— Begin —
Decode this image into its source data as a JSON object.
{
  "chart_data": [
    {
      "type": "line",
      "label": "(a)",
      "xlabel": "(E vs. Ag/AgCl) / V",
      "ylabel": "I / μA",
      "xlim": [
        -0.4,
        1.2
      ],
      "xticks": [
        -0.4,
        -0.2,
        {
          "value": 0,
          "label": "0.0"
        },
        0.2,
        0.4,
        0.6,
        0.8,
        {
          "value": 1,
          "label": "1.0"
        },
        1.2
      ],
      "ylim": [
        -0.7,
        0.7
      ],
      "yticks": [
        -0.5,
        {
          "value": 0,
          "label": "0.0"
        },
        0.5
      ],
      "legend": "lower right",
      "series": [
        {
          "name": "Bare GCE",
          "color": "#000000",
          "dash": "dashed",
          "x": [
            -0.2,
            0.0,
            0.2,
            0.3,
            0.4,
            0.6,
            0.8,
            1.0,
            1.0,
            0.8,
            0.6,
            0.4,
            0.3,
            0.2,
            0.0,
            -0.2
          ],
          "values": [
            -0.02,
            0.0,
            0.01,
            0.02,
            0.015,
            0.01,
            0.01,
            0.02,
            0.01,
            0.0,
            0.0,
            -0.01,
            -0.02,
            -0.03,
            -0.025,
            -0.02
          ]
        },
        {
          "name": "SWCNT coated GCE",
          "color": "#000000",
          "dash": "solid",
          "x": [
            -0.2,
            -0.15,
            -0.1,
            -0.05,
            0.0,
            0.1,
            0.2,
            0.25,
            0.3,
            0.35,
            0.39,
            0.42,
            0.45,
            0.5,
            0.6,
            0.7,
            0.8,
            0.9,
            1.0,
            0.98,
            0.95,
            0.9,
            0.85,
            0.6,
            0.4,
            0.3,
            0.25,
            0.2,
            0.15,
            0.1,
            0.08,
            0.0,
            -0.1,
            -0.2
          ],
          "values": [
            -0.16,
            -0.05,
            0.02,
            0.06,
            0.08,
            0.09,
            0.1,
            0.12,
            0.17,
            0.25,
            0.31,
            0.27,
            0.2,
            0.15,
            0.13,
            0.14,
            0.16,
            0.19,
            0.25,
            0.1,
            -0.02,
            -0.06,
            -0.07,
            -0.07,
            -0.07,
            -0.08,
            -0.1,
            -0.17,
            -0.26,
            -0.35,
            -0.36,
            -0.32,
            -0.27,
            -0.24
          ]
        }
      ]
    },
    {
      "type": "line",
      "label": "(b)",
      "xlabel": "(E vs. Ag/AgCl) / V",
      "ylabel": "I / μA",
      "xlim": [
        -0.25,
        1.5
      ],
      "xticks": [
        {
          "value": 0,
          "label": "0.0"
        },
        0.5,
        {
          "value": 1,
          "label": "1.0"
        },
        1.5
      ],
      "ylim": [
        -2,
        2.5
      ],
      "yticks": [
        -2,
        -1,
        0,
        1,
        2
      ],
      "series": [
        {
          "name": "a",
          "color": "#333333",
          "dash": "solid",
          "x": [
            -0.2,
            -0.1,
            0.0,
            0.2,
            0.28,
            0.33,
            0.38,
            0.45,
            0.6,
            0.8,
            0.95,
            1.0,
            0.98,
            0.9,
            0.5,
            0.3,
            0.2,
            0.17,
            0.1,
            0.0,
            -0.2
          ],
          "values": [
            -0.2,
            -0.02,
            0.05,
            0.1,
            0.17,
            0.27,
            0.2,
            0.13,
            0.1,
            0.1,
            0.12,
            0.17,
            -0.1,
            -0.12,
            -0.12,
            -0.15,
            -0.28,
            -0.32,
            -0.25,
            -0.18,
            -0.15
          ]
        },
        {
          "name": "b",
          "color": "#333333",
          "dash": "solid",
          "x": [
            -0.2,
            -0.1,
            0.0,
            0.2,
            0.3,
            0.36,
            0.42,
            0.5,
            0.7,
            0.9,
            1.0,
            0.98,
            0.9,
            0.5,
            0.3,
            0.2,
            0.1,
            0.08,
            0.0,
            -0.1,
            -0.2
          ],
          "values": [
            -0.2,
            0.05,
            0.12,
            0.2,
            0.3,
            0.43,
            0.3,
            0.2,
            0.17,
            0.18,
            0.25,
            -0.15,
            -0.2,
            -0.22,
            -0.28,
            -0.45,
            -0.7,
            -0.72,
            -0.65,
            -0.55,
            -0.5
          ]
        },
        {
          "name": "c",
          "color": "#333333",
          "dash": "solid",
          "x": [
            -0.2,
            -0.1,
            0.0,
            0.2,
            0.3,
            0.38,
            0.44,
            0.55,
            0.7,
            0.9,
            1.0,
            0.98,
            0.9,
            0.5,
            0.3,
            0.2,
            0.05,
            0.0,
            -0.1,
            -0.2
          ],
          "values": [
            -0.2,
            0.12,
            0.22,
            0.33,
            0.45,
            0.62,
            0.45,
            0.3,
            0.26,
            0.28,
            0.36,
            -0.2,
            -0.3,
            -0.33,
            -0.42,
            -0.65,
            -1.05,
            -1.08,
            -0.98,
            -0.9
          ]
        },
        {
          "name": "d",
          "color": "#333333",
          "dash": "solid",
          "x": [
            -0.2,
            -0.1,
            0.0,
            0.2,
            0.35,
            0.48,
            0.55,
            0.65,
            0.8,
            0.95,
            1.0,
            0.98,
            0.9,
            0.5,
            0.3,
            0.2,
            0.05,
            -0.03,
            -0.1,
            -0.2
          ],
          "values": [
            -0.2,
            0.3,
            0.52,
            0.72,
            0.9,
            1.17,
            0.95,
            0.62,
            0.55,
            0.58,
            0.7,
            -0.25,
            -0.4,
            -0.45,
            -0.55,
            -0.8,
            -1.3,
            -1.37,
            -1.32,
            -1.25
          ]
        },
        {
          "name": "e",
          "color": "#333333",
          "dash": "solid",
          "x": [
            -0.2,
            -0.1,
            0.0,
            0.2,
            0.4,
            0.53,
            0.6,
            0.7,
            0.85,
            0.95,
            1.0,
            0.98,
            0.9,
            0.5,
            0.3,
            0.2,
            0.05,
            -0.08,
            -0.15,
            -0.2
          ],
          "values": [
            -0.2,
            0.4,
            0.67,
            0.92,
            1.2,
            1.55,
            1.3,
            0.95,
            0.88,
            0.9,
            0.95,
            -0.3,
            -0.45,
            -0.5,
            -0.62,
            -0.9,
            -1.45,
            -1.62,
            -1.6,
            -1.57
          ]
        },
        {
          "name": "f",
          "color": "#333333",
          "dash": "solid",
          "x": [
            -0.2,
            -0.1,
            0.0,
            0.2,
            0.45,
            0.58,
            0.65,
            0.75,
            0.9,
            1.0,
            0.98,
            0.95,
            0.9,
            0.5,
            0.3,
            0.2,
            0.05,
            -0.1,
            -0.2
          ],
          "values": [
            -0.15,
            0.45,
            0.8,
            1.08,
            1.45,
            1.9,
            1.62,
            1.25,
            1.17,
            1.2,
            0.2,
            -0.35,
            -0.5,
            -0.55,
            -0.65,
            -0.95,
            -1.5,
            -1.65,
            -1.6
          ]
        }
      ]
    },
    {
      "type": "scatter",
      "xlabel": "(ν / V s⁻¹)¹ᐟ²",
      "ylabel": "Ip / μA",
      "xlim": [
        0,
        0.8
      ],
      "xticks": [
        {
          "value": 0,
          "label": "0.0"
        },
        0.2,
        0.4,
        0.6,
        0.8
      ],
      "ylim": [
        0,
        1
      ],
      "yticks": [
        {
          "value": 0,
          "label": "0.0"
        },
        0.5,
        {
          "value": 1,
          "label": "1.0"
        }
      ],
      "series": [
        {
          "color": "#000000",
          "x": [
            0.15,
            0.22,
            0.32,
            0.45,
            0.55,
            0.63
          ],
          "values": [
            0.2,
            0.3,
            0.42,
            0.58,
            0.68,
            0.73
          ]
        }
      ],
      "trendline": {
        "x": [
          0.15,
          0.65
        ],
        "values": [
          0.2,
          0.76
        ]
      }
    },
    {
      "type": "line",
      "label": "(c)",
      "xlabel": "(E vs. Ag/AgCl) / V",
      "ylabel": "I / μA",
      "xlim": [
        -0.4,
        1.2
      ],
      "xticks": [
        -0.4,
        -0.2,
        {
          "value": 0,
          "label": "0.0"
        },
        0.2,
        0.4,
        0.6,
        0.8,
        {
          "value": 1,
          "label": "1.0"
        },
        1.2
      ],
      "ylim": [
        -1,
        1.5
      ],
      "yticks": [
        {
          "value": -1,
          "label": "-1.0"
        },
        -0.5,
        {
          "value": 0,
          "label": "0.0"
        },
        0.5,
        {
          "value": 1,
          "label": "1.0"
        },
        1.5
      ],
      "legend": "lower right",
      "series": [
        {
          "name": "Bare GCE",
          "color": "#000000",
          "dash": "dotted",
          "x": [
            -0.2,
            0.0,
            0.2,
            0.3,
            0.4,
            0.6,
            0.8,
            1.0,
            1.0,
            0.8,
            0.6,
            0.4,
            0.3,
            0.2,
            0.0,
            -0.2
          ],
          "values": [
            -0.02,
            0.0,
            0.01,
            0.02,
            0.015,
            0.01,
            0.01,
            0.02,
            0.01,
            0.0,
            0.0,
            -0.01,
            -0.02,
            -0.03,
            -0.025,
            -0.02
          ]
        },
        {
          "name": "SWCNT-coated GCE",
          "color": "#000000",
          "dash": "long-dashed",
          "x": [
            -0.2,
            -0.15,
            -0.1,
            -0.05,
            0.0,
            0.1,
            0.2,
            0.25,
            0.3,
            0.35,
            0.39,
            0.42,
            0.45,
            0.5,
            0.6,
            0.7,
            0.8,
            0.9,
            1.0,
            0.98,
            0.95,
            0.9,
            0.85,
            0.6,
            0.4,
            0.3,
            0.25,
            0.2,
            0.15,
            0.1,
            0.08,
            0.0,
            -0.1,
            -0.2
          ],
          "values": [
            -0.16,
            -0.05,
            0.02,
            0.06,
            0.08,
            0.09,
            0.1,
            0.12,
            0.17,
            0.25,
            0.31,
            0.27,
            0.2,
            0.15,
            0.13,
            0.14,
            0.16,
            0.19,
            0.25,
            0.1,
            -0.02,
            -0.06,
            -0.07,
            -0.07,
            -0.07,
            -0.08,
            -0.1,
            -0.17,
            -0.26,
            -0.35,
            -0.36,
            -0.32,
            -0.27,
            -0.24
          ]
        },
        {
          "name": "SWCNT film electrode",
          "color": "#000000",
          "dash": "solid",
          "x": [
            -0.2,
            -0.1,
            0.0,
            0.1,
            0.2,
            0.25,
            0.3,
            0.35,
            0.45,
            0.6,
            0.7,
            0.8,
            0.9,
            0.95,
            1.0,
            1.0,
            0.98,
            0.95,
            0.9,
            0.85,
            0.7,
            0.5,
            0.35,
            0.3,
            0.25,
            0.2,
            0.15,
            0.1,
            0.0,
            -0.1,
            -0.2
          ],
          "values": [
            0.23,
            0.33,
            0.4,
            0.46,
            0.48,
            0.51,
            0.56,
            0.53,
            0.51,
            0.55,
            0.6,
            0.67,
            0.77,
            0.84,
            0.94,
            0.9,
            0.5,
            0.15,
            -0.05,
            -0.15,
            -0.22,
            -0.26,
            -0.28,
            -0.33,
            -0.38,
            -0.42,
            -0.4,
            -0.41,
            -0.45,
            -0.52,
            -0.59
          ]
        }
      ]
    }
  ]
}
— End —
EXERCISE >>
Copy out every line from the records that has the word "coated".

SOLUTION TO THIS PROBLEM >>
          "name": "SWCNT coated GCE",
          "name": "SWCNT-coated GCE",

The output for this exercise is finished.